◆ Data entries

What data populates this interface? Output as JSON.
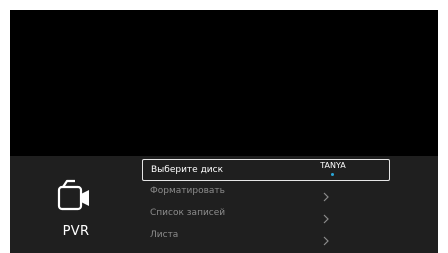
{
  "sidebar": {
    "icon": "video-camera-icon",
    "label": "PVR"
  },
  "menu": {
    "items": [
      {
        "label": "Выберите диск",
        "value": "TANYA",
        "selected": true
      },
      {
        "label": "Форматировать",
        "icon": "chevron-right-icon"
      },
      {
        "label": "Список записей",
        "icon": "chevron-right-icon"
      },
      {
        "label": "Листа",
        "icon": "chevron-right-icon"
      }
    ]
  },
  "colors": {
    "background": "#000000",
    "panel": "#1f1f1f",
    "selected_border": "#e6e6e6",
    "inactive_text": "#8c8c8c",
    "accent_dot": "#2aa6d8"
  }
}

◆ Requirements
Exclude the pictures. Write out the remaining data exactly.

◆ Final result
What data populates this interface? Output as JSON.
{
  "sidebar": {
    "icon": "video-camera-icon",
    "label": "PVR"
  },
  "menu": {
    "items": [
      {
        "label": "Выберите диск",
        "value": "TANYA",
        "selected": true
      },
      {
        "label": "Форматировать",
        "icon": "chevron-right-icon"
      },
      {
        "label": "Список записей",
        "icon": "chevron-right-icon"
      },
      {
        "label": "Листа",
        "icon": "chevron-right-icon"
      }
    ]
  },
  "colors": {
    "background": "#000000",
    "panel": "#1f1f1f",
    "selected_border": "#e6e6e6",
    "inactive_text": "#8c8c8c",
    "accent_dot": "#2aa6d8"
  }
}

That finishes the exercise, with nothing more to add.